MATERIAL SUPPLIED >>
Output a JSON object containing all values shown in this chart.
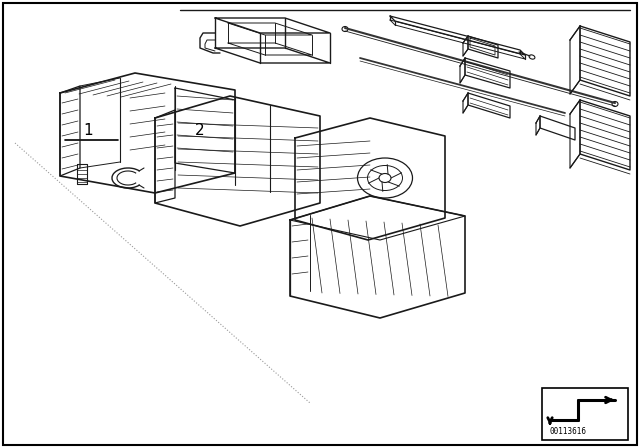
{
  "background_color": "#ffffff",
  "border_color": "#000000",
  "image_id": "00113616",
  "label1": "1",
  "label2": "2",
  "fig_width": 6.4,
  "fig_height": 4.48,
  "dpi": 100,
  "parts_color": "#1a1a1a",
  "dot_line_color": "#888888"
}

TASK INSTRUCTIONS >> The records shown above are to be repeated exactly, with the pictures left out.

OUTPUT BELOW >>
Output a JSON object containing all values shown in this chart.
{
  "background_color": "#ffffff",
  "border_color": "#000000",
  "image_id": "00113616",
  "label1": "1",
  "label2": "2",
  "fig_width": 6.4,
  "fig_height": 4.48,
  "dpi": 100,
  "parts_color": "#1a1a1a",
  "dot_line_color": "#888888"
}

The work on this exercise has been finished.